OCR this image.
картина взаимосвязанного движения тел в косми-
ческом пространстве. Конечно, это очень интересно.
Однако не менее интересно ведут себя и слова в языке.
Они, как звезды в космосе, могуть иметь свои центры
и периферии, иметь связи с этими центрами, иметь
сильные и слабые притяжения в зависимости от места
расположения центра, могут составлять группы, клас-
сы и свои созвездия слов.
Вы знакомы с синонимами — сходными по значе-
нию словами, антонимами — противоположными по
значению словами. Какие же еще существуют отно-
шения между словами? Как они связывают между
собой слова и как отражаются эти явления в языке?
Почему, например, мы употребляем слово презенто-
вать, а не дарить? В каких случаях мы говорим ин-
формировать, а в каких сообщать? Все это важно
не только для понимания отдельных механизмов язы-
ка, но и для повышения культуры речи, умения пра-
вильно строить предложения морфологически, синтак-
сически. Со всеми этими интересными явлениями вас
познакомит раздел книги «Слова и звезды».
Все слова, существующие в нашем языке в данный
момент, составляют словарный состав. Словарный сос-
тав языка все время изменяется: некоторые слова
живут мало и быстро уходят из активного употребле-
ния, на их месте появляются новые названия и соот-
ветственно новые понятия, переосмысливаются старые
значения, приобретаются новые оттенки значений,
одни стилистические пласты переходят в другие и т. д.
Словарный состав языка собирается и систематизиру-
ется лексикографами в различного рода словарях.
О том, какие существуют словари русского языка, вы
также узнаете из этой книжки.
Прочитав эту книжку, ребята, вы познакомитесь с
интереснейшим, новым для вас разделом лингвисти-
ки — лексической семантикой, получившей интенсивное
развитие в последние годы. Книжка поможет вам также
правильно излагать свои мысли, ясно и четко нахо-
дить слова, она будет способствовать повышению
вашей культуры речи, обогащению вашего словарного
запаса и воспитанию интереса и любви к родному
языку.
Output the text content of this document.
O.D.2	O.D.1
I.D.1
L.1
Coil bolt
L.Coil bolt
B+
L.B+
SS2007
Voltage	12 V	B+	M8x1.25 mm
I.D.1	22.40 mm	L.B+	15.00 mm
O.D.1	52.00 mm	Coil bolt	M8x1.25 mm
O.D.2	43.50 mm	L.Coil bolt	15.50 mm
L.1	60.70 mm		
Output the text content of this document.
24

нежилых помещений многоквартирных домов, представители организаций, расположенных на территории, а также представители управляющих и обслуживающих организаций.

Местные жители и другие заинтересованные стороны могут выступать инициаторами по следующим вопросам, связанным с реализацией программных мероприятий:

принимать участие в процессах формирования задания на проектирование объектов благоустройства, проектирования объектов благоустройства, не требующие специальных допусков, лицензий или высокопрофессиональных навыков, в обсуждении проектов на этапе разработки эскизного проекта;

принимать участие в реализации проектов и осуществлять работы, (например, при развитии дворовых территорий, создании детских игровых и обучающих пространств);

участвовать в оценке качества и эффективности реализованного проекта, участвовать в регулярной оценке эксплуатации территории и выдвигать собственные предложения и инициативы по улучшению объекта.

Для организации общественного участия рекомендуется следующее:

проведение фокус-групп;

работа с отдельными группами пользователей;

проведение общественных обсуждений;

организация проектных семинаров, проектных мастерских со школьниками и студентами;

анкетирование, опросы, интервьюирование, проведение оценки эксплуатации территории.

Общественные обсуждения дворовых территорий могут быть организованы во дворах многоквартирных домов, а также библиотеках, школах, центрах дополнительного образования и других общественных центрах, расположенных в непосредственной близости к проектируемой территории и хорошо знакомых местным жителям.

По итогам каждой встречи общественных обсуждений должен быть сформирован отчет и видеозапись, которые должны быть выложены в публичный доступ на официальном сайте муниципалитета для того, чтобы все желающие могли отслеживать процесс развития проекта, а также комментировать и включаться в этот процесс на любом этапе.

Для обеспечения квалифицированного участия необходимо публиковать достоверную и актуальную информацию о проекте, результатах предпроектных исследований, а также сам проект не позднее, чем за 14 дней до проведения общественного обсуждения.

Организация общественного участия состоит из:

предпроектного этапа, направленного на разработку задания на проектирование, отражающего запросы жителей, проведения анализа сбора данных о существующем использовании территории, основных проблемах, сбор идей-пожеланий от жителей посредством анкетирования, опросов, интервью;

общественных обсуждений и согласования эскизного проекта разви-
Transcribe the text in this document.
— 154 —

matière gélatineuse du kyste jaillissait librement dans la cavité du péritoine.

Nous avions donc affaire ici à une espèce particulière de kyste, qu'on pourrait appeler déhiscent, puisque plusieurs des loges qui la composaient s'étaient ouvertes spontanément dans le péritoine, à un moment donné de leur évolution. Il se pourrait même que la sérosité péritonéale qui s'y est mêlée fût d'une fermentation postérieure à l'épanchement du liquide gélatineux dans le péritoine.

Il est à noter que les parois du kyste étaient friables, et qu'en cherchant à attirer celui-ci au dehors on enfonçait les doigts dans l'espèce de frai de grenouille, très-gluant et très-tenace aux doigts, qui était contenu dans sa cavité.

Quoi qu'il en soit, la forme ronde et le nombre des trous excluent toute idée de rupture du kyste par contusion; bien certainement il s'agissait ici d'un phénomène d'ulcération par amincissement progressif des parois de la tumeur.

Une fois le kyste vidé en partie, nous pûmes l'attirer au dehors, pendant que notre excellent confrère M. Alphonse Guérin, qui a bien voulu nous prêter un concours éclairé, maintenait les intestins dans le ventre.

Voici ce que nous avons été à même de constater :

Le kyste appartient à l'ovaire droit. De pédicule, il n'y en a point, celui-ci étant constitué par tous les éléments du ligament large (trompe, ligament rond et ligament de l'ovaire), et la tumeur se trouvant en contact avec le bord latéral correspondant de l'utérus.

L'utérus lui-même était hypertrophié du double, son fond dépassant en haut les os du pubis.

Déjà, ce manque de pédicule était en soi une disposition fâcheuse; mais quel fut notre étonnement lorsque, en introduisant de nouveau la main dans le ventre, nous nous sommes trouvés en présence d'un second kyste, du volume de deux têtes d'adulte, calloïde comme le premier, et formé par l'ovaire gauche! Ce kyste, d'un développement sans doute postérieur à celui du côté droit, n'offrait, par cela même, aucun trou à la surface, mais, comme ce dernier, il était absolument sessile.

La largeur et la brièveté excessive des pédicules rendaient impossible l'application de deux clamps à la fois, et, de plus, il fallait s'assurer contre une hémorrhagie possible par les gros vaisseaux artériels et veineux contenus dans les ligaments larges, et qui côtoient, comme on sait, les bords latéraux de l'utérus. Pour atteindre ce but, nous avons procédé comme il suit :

┄┄┄┄┄┄

The problem = Extract every entry above as it appears.

Complete answer =
OCR this image.
картина взаимосвязанного движения тел в косми-
ческом пространстве. Конечно, это очень интересно.
Однако не менее интересно ведут себя и слова в языке.
Они, как звезды в космосе, могуть иметь свои центры
и периферии, иметь связи с этими центрами, иметь
сильные и слабые притяжения в зависимости от места
расположения центра, могут составлять группы, клас-
сы и свои созвездия слов.
Вы знакомы с синонимами — сходными по значе-
нию словами, антонимами — противоположными по
значению словами. Какие же еще существуют отно-
шения между словами? Как они связывают между
собой слова и как отражаются эти явления в языке?
Почему, например, мы употребляем слово презенто-
вать, а не дарить? В каких случаях мы говорим ин-
формировать, а в каких сообщать? Все это важно
не только для понимания отдельных механизмов язы-
ка, но и для повышения культуры речи, умения пра-
вильно строить предложения морфологически, синтак-
сически. Со всеми этими интересными явлениями вас
познакомит раздел книги «Слова и звезды».
Все слова, существующие в нашем языке в данный
момент, составляют словарный состав. Словарный сос-
тав языка все время изменяется: некоторые слова
живут мало и быстро уходят из активного употребле-
ния, на их месте появляются новые названия и соот-
ветственно новые понятия, переосмысливаются старые
значения, приобретаются новые оттенки значений,
одни стилистические пласты переходят в другие и т. д.
Словарный состав языка собирается и систематизиру-
ется лексикографами в различного рода словарях.
О том, какие существуют словари русского языка, вы
также узнаете из этой книжки.
Прочитав эту книжку, ребята, вы познакомитесь с
интереснейшим, новым для вас разделом лингвисти-
ки — лексической семантикой, получившей интенсивное
развитие в последние годы. Книжка поможет вам также
правильно излагать свои мысли, ясно и четко нахо-
дить слова, она будет способствовать повышению
вашей культуры речи, обогащению вашего словарного
запаса и воспитанию интереса и любви к родному
языку.
Output the text content of this document.
O.D.2	O.D.1
I.D.1
L.1
Coil bolt
L.Coil bolt
B+
L.B+
SS2007
Voltage	12 V	B+	M8x1.25 mm
I.D.1	22.40 mm	L.B+	15.00 mm
O.D.1	52.00 mm	Coil bolt	M8x1.25 mm
O.D.2	43.50 mm	L.Coil bolt	15.50 mm
L.1	60.70 mm		
Output the text content of this document.
24

нежилых помещений многоквартирных домов, представители организаций, расположенных на территории, а также представители управляющих и обслуживающих организаций.

Местные жители и другие заинтересованные стороны могут выступать инициаторами по следующим вопросам, связанным с реализацией программных мероприятий:

принимать участие в процессах формирования задания на проектирование объектов благоустройства, проектирования объектов благоустройства, не требующие специальных допусков, лицензий или высокопрофессиональных навыков, в обсуждении проектов на этапе разработки эскизного проекта;

принимать участие в реализации проектов и осуществлять работы, (например, при развитии дворовых территорий, создании детских игровых и обучающих пространств);

участвовать в оценке качества и эффективности реализованного проекта, участвовать в регулярной оценке эксплуатации территории и выдвигать собственные предложения и инициативы по улучшению объекта.

Для организации общественного участия рекомендуется следующее:

проведение фокус-групп;

работа с отдельными группами пользователей;

проведение общественных обсуждений;

организация проектных семинаров, проектных мастерских со школьниками и студентами;

анкетирование, опросы, интервьюирование, проведение оценки эксплуатации территории.

Общественные обсуждения дворовых территорий могут быть организованы во дворах многоквартирных домов, а также библиотеках, школах, центрах дополнительного образования и других общественных центрах, расположенных в непосредственной близости к проектируемой территории и хорошо знакомых местным жителям.

По итогам каждой встречи общественных обсуждений должен быть сформирован отчет и видеозапись, которые должны быть выложены в публичный доступ на официальном сайте муниципалитета для того, чтобы все желающие могли отслеживать процесс развития проекта, а также комментировать и включаться в этот процесс на любом этапе.

Для обеспечения квалифицированного участия необходимо публиковать достоверную и актуальную информацию о проекте, результатах предпроектных исследований, а также сам проект не позднее, чем за 14 дней до проведения общественного обсуждения.

Организация общественного участия состоит из:

предпроектного этапа, направленного на разработку задания на проектирование, отражающего запросы жителей, проведения анализа сбора данных о существующем использовании территории, основных проблемах, сбор идей-пожеланий от жителей посредством анкетирования, опросов, интервью;

общественных обсуждений и согласования эскизного проекта разви-
Transcribe the text in this document.
— 154 —

matière gélatineuse du kyste jaillissait librement dans la cavité du péritoine.

Nous avions donc affaire ici à une espèce particulière de kyste, qu'on pourrait appeler déhiscent, puisque plusieurs des loges qui la composaient s'étaient ouvertes spontanément dans le péritoine, à un moment donné de leur évolution. Il se pourrait même que la sérosité péritonéale qui s'y est mêlée fût d'une fermentation postérieure à l'épanchement du liquide gélatineux dans le péritoine.

Il est à noter que les parois du kyste étaient friables, et qu'en cherchant à attirer celui-ci au dehors on enfonçait les doigts dans l'espèce de frai de grenouille, très-gluant et très-tenace aux doigts, qui était contenu dans sa cavité.

Quoi qu'il en soit, la forme ronde et le nombre des trous excluent toute idée de rupture du kyste par contusion; bien certainement il s'agissait ici d'un phénomène d'ulcération par amincissement progressif des parois de la tumeur.

Une fois le kyste vidé en partie, nous pûmes l'attirer au dehors, pendant que notre excellent confrère M. Alphonse Guérin, qui a bien voulu nous prêter un concours éclairé, maintenait les intestins dans le ventre.

Voici ce que nous avons été à même de constater :

Le kyste appartient à l'ovaire droit. De pédicule, il n'y en a point, celui-ci étant constitué par tous les éléments du ligament large (trompe, ligament rond et ligament de l'ovaire), et la tumeur se trouvant en contact avec le bord latéral correspondant de l'utérus.

L'utérus lui-même était hypertrophié du double, son fond dépassant en haut les os du pubis.

Déjà, ce manque de pédicule était en soi une disposition fâcheuse; mais quel fut notre étonnement lorsque, en introduisant de nouveau la main dans le ventre, nous nous sommes trouvés en présence d'un second kyste, du volume de deux têtes d'adulte, calloïde comme le premier, et formé par l'ovaire gauche! Ce kyste, d'un développement sans doute postérieur à celui du côté droit, n'offrait, par cela même, aucun trou à la surface, mais, comme ce dernier, il était absolument sessile.

La largeur et la brièveté excessive des pédicules rendaient impossible l'application de deux clamps à la fois, et, de plus, il fallait s'assurer contre une hémorrhagie possible par les gros vaisseaux artériels et veineux contenus dans les ligaments larges, et qui côtoient, comme on sait, les bords latéraux de l'utérus. Pour atteindre ce but, nous avons procédé comme il suit :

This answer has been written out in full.